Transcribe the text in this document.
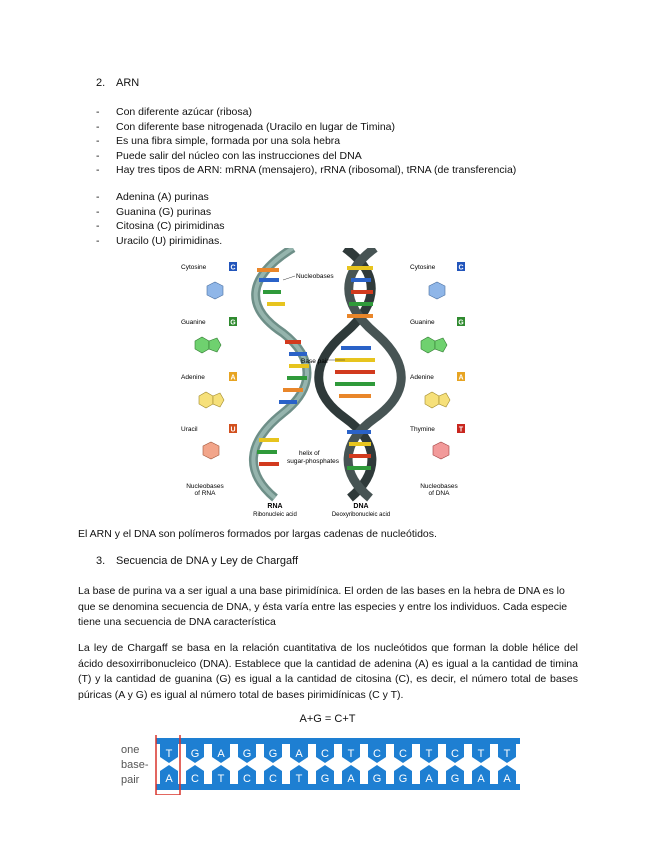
2. ARN
- Con diferente azúcar (ribosa)
- Con diferente base nitrogenada (Uracilo en lugar de Timina)
- Es una fibra simple, formada por una sola hebra
- Puede salir del núcleo con las instrucciones del DNA
- Hay tres tipos de ARN: mRNA (mensajero), rRNA (ribosomal), tRNA (de transferencia)
- Adenina (A) purinas
- Guanina (G) purinas
- Citosina (C) pirimidinas
- Uracilo (U) pirimidinas.
Cytosine	C
Guanine	G
Adenine	A
Uracil	U
Nucleobases
of RNA
Nucleobases
Base pair
helix of
sugar-phosphates
RNA
Ribonucleic acid
DNA
Deoxyribonucleic acid
Cytosine	C
Guanine	G
Adenine	A
Thymine	T
Nucleobases
of DNA
El ARN y el DNA son polímeros formados por largas cadenas de nucleótidos.
3. Secuencia de DNA y Ley de Chargaff
La base de purina va a ser igual a una base pirimidínica. El orden de las bases en la hebra de DNA es lo que se denomina secuencia de DNA, y ésta varía entre las especies y entre los individuos. Cada especie tiene una secuencia de DNA característica
La ley de Chargaff se basa en la relación cuantitativa de los nucleótidos que forman la doble hélice del ácido desoxirribonucleico (DNA). Establece que la cantidad de adenina (A) es igual a la cantidad de timina (T) y la cantidad de guanina (G) es igual a la cantidad de citosina (C), es decir, el número total de bases púricas (A y G) es igual al número total de bases pirimidínicas (C y T).
A+G = C+T
one
base-
pair
T
A
G
C
A
T
G
C
G
C
A
T
C
G
T
A
C
G
C
G
T
A
C
G
T
A
T
A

# # # # #

Filter the entries and copy out every line with the word "diferente".

- Con diferente azúcar (ribosa)
- Con diferente base nitrogenada (Uracilo en lugar de Timina)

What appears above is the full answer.